-- START OF MATERIAL SUPPLIED --
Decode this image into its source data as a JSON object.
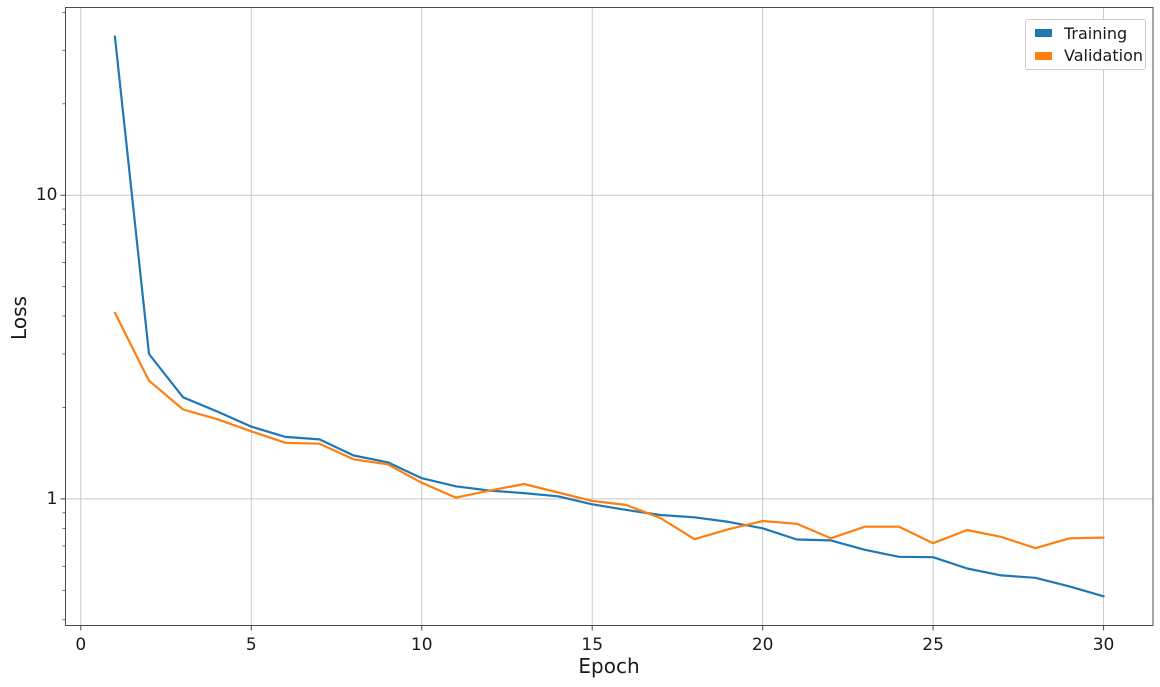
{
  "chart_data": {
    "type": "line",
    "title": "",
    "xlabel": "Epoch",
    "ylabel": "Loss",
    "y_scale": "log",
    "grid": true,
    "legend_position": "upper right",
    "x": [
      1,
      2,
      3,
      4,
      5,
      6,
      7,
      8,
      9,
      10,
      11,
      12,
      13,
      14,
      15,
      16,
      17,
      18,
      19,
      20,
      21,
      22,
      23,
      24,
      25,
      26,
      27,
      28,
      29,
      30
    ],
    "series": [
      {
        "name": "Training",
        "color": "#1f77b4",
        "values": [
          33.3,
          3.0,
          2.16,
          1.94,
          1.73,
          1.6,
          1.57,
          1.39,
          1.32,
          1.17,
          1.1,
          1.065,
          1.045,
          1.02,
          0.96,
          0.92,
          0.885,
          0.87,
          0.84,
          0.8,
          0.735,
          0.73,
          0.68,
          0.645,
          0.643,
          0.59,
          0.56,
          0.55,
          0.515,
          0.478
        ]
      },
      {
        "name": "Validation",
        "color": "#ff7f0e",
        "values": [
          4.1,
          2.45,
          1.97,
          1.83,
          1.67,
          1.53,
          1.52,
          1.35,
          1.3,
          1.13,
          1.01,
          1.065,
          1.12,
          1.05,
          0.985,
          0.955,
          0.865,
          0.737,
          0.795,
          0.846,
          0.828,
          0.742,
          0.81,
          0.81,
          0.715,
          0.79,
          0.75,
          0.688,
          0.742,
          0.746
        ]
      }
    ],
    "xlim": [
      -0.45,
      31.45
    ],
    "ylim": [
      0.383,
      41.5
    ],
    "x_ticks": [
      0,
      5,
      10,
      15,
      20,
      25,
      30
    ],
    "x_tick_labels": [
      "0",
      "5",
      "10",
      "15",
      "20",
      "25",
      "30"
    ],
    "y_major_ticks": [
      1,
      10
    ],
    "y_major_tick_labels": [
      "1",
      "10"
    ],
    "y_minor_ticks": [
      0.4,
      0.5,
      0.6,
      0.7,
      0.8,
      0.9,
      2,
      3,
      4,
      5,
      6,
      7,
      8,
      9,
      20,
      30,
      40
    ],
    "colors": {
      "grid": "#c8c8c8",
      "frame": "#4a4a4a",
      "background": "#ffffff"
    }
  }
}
-- END OF MATERIAL SUPPLIED --
-- START OF MATERIAL SUPPLIED --
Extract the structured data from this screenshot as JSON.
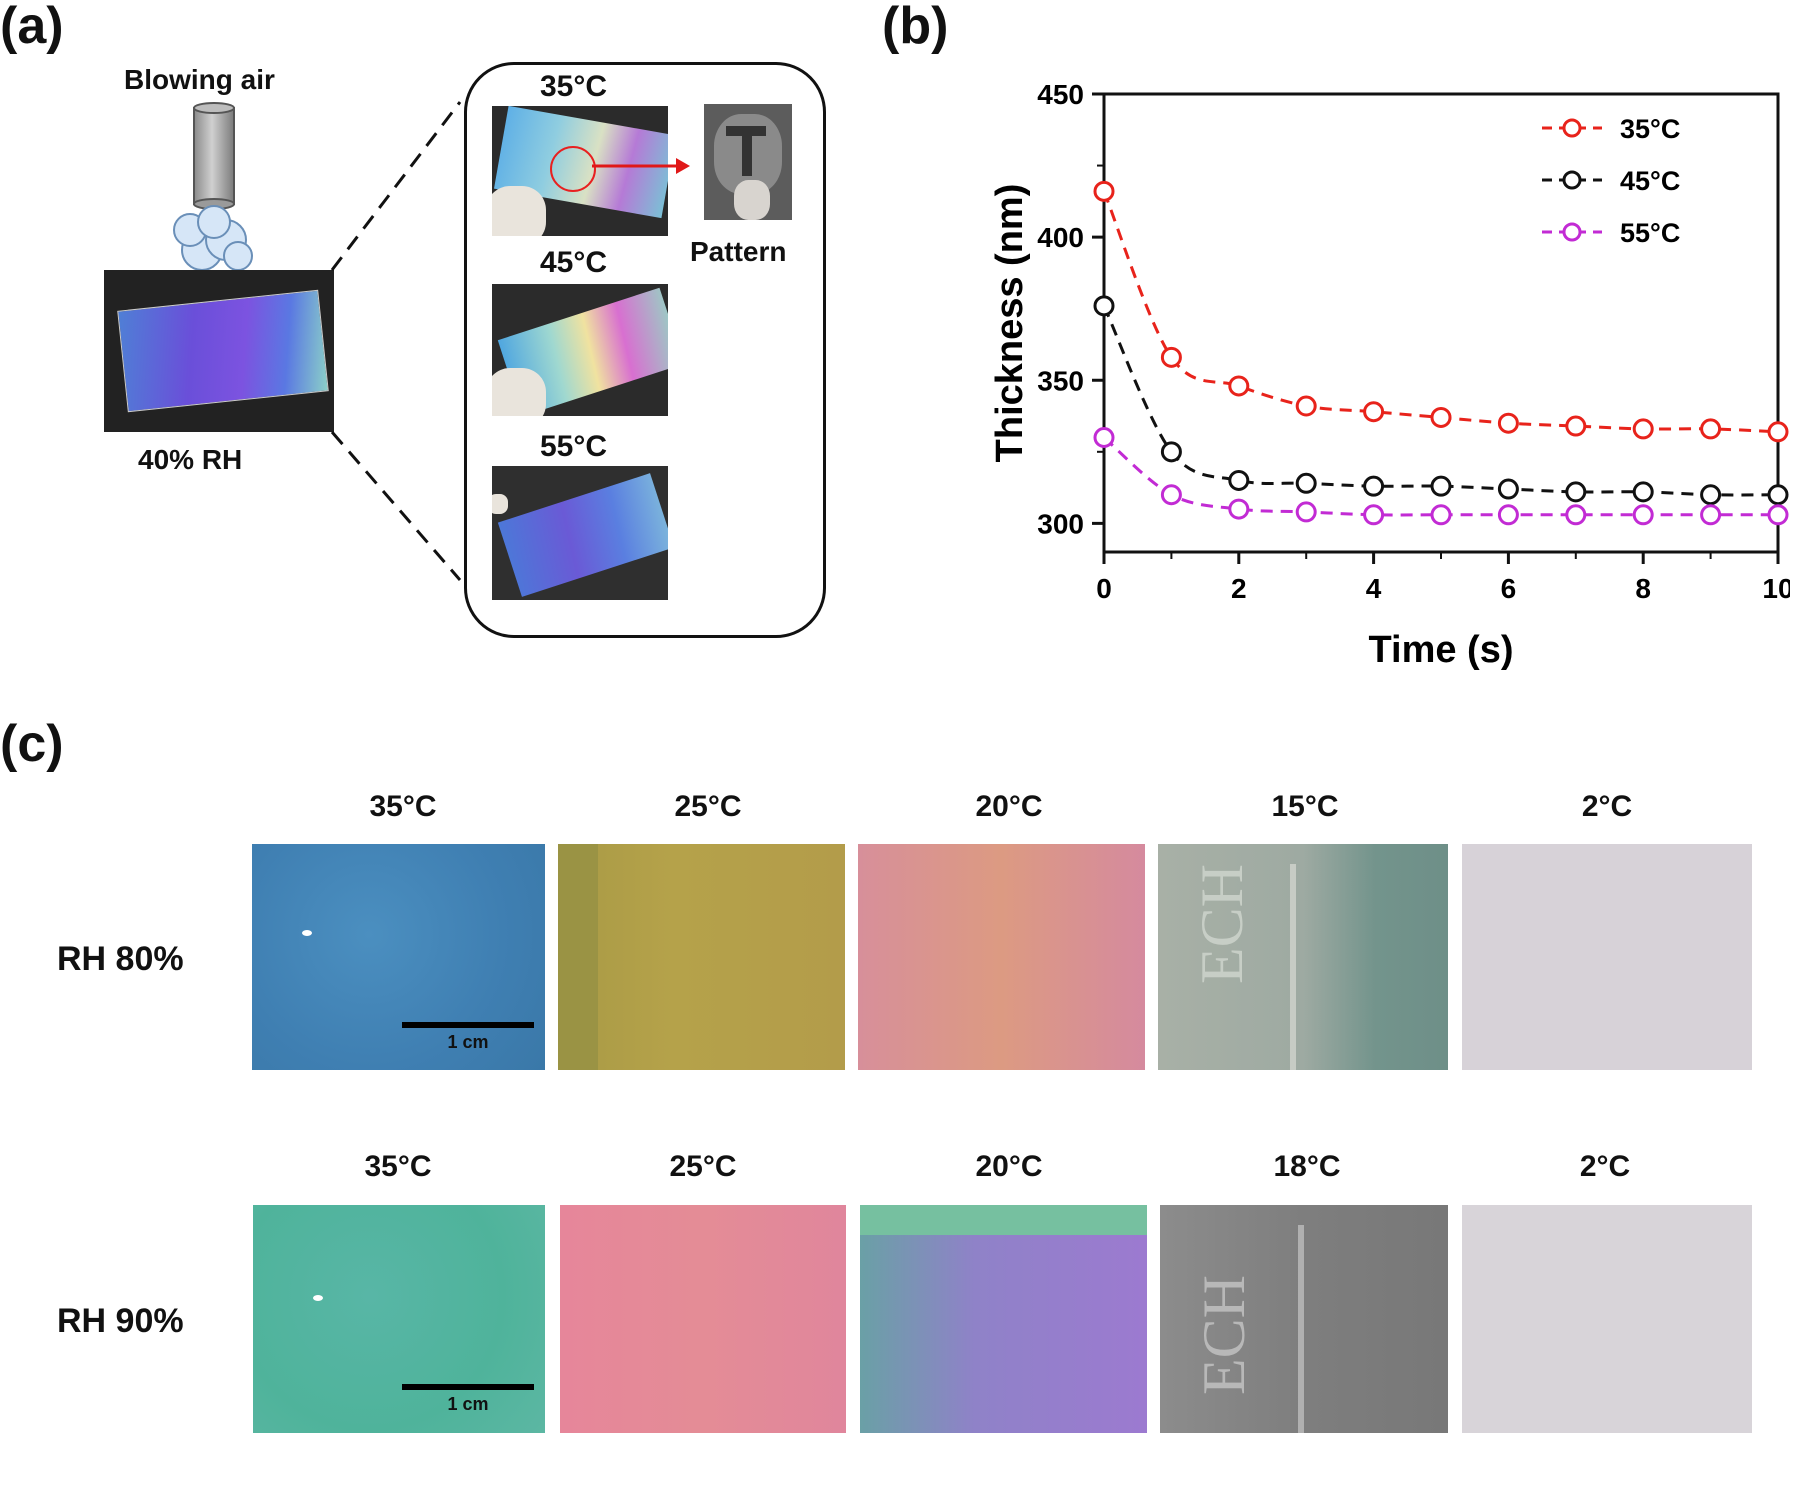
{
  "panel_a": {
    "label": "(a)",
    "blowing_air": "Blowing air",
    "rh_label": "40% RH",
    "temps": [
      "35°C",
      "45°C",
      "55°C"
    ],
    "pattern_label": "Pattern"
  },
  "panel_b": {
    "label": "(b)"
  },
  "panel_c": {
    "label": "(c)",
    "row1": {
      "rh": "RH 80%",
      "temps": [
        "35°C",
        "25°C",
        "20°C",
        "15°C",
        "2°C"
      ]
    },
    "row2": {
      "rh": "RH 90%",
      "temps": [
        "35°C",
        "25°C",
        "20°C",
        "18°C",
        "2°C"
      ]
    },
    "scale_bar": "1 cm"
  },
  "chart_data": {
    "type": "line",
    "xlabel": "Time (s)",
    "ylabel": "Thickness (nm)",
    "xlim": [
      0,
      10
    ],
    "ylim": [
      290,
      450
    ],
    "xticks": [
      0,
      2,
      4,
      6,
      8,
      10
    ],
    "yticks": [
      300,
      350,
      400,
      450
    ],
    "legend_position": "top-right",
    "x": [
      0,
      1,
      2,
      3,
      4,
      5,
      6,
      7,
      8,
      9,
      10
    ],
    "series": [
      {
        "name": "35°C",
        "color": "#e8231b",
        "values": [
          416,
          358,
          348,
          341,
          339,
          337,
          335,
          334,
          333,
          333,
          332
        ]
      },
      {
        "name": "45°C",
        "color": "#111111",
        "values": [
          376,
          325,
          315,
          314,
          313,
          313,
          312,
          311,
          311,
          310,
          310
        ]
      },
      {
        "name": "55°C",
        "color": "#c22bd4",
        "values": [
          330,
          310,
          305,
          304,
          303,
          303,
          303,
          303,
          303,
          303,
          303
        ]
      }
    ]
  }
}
-- END OF MATERIAL SUPPLIED --
### WHAT IS REQUIRED
Note every line above where the string "this" shows up, and copy those lines.

### RESPONSE
Decode this image into its source data as a JSON object.
Extract the structured data from this screenshot as JSON.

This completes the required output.